Exercise inputs:
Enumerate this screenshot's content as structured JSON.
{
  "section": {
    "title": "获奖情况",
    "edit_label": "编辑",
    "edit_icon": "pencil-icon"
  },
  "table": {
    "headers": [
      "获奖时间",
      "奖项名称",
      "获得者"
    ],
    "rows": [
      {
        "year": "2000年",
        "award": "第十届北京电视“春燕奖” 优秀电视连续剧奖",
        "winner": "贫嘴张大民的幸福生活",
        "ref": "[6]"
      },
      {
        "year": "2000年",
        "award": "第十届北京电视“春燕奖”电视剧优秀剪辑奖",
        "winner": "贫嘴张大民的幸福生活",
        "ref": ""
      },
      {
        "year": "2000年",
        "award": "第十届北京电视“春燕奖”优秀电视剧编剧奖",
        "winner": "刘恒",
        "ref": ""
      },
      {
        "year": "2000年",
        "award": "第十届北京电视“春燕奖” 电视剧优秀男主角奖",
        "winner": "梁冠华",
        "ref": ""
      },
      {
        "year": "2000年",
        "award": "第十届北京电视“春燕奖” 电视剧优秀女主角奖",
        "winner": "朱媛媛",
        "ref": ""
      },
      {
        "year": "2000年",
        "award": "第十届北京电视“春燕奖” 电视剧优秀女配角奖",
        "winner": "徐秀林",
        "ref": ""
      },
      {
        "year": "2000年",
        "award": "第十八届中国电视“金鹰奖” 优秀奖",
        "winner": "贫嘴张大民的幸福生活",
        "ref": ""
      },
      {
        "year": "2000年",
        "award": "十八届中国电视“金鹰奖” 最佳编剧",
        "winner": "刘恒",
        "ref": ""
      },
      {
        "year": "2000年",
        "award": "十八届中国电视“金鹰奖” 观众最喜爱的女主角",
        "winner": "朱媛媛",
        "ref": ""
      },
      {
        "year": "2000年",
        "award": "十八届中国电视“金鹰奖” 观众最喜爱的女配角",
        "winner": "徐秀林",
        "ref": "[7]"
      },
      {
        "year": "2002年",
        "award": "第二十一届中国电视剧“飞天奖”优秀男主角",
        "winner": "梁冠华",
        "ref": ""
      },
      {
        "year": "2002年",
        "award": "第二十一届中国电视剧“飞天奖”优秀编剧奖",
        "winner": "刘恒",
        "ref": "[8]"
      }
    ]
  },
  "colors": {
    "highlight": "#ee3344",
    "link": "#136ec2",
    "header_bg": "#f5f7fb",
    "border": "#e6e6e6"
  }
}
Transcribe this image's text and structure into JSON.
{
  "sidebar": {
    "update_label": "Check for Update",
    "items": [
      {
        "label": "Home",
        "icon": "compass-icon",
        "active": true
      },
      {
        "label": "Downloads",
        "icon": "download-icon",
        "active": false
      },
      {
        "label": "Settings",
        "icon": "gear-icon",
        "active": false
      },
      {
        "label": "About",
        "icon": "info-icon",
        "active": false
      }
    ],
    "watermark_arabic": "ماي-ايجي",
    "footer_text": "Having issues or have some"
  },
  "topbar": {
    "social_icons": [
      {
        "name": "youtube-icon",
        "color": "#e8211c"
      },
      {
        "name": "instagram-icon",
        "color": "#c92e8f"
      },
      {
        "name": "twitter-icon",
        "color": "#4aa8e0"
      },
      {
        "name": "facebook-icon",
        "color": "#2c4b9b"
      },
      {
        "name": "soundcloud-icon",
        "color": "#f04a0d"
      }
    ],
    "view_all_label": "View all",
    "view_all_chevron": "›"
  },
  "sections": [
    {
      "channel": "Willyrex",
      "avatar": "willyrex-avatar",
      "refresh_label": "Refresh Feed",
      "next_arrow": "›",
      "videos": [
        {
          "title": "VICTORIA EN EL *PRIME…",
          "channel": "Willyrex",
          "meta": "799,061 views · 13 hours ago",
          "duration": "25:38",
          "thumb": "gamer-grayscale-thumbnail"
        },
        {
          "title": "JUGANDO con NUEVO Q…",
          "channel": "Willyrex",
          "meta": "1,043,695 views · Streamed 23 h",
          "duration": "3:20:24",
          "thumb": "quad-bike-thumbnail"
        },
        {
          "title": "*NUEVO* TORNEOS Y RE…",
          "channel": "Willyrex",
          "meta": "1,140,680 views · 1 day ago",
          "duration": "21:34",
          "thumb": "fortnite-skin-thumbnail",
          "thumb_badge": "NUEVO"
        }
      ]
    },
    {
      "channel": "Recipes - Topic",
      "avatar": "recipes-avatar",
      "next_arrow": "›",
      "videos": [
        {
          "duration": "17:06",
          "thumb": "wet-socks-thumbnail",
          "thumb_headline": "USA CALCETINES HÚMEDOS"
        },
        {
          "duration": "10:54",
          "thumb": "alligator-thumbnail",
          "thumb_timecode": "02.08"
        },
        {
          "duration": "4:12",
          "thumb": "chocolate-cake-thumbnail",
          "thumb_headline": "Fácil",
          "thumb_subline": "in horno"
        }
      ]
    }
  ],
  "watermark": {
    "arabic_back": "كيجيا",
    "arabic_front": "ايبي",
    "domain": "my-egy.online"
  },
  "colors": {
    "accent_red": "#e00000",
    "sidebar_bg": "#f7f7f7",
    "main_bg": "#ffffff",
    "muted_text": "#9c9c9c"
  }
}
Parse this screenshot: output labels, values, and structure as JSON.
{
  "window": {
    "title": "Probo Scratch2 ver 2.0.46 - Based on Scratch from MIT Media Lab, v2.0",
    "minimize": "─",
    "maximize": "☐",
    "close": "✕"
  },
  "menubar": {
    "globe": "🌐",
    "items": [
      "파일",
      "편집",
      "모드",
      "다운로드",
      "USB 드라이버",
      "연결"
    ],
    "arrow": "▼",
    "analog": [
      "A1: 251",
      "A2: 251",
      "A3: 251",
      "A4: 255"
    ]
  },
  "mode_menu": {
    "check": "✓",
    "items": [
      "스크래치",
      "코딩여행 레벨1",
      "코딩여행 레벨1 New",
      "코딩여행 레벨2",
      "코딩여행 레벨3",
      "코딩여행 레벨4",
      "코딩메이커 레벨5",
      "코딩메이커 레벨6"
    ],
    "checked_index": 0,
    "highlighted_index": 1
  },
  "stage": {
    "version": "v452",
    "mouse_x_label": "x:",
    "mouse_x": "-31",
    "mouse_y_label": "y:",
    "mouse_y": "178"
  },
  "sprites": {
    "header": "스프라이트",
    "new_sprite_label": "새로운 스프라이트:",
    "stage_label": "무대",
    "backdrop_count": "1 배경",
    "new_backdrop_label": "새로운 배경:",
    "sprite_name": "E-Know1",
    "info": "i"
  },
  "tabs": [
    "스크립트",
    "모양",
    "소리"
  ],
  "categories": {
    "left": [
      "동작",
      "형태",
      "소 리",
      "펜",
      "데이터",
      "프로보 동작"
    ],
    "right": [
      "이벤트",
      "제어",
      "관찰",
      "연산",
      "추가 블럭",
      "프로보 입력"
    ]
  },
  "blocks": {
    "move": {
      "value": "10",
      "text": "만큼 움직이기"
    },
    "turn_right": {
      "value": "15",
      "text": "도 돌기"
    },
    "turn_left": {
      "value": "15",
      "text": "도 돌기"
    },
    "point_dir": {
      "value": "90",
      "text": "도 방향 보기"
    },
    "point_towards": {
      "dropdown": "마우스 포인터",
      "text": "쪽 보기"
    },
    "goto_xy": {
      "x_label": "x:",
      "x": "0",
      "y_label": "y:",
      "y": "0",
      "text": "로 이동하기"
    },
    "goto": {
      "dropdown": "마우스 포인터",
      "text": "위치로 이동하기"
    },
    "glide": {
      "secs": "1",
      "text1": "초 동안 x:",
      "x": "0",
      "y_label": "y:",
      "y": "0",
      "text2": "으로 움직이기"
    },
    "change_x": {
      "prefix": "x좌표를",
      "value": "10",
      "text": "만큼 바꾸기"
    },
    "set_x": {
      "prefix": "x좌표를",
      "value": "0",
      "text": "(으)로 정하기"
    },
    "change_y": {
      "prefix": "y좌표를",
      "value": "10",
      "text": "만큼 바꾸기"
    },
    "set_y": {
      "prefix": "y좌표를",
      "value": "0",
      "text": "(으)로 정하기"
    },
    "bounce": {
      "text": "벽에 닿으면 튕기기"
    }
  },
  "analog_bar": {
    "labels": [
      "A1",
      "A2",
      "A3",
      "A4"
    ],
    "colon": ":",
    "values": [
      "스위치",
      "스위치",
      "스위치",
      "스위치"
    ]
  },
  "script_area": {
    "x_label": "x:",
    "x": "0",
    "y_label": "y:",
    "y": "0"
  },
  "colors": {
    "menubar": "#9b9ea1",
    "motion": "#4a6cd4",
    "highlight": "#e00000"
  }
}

To do: List all lines where "labels" occurs.

Reply:
Parse this screenshot: output labels, values, and structure as JSON.
    "labels": [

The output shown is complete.